-- Data for the task --

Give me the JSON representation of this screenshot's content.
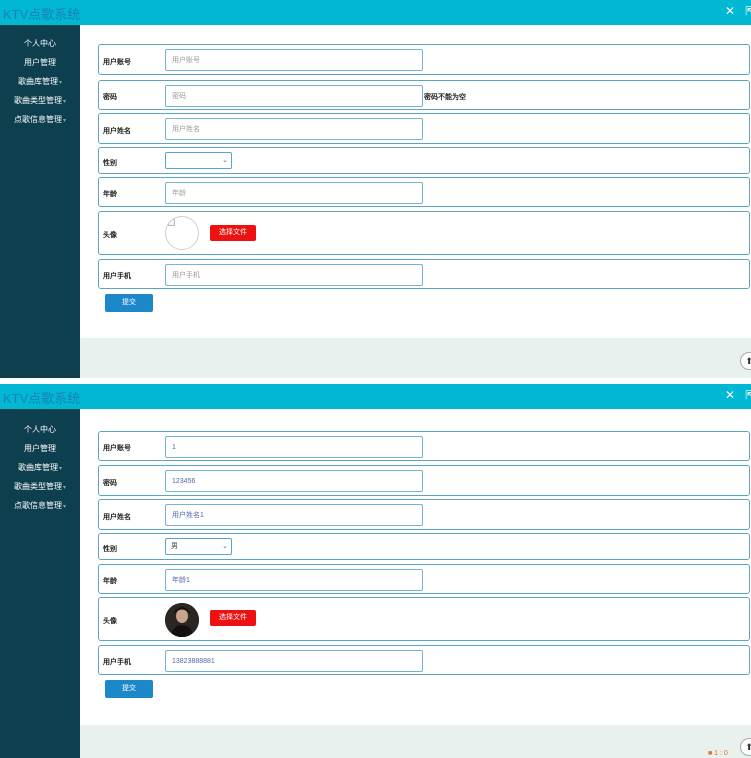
{
  "app": {
    "title": "KTV点歌系统",
    "close_glyph": "✕",
    "edge_glyph": "⇱",
    "scroll_top_glyph": "⬆",
    "status_badge": "■ 1 : 0"
  },
  "sidebar": {
    "items": [
      {
        "label": "个人中心"
      },
      {
        "label": "用户管理"
      },
      {
        "label": "歌曲库管理"
      },
      {
        "label": "歌曲类型管理"
      },
      {
        "label": "点歌信息管理"
      }
    ],
    "caret": "▾"
  },
  "form": {
    "account_label": "用户账号",
    "account_placeholder": "用户账号",
    "password_label": "密码",
    "password_placeholder": "密码",
    "password_hint": "密码不能为空",
    "name_label": "用户姓名",
    "name_placeholder": "用户姓名",
    "gender_label": "性别",
    "age_label": "年龄",
    "age_placeholder": "年龄",
    "avatar_label": "头像",
    "choose_file_label": "选择文件",
    "phone_label": "用户手机",
    "phone_placeholder": "用户手机",
    "submit_label": "提交",
    "select_chevron": "⌄"
  },
  "filled": {
    "account": "1",
    "password": "123456",
    "name": "用户姓名1",
    "gender": "男",
    "age": "年龄1",
    "phone": "13823888881"
  },
  "colors": {
    "header": "#00b8d4",
    "sidebar": "#0d3f4f",
    "submit": "#1c87c9",
    "choose_file": "#ee1111",
    "row_border": "#5ba4c7",
    "footer_band": "#e8f1ee"
  }
}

-- Goal --
Return the records exactly. Don't carry the pictures over.

-- Solution to this problem --
Give me the JSON representation of this screenshot's content.
{
  "app": {
    "title": "KTV点歌系统",
    "close_glyph": "✕",
    "edge_glyph": "⇱",
    "scroll_top_glyph": "⬆",
    "status_badge": "■ 1 : 0"
  },
  "sidebar": {
    "items": [
      {
        "label": "个人中心"
      },
      {
        "label": "用户管理"
      },
      {
        "label": "歌曲库管理"
      },
      {
        "label": "歌曲类型管理"
      },
      {
        "label": "点歌信息管理"
      }
    ],
    "caret": "▾"
  },
  "form": {
    "account_label": "用户账号",
    "account_placeholder": "用户账号",
    "password_label": "密码",
    "password_placeholder": "密码",
    "password_hint": "密码不能为空",
    "name_label": "用户姓名",
    "name_placeholder": "用户姓名",
    "gender_label": "性别",
    "age_label": "年龄",
    "age_placeholder": "年龄",
    "avatar_label": "头像",
    "choose_file_label": "选择文件",
    "phone_label": "用户手机",
    "phone_placeholder": "用户手机",
    "submit_label": "提交",
    "select_chevron": "⌄"
  },
  "filled": {
    "account": "1",
    "password": "123456",
    "name": "用户姓名1",
    "gender": "男",
    "age": "年龄1",
    "phone": "13823888881"
  },
  "colors": {
    "header": "#00b8d4",
    "sidebar": "#0d3f4f",
    "submit": "#1c87c9",
    "choose_file": "#ee1111",
    "row_border": "#5ba4c7",
    "footer_band": "#e8f1ee"
  }
}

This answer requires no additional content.